**Task requirements**
Search the data for the string "person" and gather each line it is in.

══════════════════════════════

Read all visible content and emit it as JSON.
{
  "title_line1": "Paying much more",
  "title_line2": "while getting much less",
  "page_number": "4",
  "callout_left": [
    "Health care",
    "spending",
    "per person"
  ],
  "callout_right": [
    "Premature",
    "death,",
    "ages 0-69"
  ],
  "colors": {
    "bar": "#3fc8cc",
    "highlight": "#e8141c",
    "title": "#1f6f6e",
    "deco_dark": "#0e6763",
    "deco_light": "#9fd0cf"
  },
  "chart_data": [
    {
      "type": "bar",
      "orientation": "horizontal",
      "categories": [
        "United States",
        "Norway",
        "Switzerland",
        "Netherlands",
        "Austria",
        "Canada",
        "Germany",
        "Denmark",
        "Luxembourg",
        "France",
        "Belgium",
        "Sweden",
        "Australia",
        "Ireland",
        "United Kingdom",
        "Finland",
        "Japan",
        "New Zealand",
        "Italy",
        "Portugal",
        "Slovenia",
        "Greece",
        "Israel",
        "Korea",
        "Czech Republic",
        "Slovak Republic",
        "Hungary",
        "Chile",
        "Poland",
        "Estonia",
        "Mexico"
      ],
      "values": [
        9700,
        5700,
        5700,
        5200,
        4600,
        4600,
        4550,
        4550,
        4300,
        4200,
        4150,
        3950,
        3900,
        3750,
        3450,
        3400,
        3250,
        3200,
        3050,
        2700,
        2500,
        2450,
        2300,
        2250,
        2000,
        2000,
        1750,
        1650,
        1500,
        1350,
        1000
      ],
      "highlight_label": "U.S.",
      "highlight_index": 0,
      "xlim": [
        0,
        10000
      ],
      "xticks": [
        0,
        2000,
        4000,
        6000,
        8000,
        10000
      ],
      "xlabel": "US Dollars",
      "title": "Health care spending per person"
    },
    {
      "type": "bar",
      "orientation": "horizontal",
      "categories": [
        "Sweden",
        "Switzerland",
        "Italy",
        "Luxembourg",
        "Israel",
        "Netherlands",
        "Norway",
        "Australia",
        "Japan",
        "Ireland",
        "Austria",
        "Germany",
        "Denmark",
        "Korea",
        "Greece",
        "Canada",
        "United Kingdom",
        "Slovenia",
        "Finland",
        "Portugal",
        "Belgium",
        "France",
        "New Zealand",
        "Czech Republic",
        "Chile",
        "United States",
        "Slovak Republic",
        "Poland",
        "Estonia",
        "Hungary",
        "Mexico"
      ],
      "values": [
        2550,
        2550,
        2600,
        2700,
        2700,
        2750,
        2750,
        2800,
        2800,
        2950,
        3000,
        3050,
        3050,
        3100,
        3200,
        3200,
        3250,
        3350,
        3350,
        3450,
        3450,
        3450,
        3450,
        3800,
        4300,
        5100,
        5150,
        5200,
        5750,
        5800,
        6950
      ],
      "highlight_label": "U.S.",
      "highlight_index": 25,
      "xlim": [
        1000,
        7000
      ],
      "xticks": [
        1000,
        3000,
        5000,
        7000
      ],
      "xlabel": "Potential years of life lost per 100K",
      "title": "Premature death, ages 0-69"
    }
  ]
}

══════════════════════════════

**Solution for this problem**
    "per person"
      "title": "Health care spending per person"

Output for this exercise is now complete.